(Records for the exercise)
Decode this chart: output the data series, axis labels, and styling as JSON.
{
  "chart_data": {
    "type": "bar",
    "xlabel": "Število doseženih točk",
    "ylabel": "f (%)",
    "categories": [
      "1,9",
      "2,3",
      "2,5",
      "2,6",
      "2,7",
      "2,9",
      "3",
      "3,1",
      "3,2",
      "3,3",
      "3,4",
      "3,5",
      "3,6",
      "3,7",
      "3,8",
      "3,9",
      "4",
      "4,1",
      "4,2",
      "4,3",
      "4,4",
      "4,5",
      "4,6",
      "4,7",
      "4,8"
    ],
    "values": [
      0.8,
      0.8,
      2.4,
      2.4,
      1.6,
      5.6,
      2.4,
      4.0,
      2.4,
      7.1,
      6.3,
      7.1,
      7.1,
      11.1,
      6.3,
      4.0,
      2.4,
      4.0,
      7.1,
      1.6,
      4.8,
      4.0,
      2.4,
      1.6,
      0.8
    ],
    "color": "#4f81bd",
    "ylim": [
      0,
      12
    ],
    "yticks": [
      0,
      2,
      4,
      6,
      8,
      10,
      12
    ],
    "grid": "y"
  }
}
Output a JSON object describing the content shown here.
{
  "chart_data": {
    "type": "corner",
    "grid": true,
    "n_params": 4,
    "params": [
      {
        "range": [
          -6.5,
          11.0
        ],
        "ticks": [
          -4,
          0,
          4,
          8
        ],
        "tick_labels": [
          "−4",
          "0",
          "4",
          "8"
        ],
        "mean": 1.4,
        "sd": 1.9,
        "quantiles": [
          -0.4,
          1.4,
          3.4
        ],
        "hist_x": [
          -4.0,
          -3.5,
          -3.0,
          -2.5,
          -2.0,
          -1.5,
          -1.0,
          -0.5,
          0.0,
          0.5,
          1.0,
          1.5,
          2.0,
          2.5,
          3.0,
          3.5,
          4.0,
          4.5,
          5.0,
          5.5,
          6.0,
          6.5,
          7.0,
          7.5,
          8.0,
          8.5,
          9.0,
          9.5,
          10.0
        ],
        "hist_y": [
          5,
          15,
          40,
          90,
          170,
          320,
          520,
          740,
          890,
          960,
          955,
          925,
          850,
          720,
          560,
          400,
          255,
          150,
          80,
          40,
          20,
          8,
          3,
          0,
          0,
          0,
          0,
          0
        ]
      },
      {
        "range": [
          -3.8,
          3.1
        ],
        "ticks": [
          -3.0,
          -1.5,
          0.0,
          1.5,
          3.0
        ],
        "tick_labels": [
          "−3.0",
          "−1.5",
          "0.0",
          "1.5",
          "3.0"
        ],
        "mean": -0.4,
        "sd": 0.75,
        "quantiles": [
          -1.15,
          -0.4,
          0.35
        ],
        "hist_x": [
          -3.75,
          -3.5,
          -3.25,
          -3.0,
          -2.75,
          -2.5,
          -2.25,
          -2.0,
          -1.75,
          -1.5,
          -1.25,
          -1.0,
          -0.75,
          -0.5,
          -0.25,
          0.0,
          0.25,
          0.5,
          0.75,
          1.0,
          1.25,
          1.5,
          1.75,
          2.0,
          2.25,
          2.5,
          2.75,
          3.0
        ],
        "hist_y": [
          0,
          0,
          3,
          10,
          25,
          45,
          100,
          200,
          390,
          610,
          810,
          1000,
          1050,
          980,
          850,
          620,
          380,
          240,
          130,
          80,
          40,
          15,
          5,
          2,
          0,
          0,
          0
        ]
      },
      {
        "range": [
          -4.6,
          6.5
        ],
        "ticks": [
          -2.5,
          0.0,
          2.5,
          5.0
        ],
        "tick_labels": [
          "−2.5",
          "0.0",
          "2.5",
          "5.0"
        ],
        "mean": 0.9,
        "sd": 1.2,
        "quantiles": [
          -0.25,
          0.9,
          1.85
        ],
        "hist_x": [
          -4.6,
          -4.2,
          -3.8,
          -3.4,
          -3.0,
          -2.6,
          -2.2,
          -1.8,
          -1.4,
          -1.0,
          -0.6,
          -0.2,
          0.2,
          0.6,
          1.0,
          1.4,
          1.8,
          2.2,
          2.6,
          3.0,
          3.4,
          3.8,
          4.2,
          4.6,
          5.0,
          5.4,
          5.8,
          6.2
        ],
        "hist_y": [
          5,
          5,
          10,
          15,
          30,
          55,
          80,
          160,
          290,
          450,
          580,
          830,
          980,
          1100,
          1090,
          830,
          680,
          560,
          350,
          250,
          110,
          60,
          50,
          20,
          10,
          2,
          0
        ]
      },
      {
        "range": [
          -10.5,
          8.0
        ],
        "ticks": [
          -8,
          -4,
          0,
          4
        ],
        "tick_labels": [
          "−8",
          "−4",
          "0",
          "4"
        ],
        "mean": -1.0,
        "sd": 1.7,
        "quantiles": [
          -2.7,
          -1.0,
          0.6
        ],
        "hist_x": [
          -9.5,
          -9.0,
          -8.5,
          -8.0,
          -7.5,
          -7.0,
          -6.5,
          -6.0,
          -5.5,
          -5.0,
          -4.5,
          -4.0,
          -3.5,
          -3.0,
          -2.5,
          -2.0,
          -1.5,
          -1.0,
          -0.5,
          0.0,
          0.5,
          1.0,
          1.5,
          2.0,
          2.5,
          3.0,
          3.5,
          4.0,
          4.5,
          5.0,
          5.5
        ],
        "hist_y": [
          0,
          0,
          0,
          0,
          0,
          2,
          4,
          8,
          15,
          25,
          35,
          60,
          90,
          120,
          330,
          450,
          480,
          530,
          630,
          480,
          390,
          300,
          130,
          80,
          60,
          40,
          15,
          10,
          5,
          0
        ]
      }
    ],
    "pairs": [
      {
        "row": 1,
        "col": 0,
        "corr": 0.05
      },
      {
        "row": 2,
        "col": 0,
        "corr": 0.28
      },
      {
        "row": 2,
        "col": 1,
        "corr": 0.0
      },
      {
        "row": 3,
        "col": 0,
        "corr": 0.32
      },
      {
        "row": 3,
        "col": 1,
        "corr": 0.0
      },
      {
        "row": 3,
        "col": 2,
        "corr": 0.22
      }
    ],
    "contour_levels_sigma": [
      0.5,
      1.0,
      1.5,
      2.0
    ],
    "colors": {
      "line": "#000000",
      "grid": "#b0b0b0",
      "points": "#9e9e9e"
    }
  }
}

(Task to carry out)
Copy each line of the listing that contains the string "JSON".

(Solution for this task)
Decode this chart: output the data series, axis labels, and styling as JSON.
Output a JSON object describing the content shown here.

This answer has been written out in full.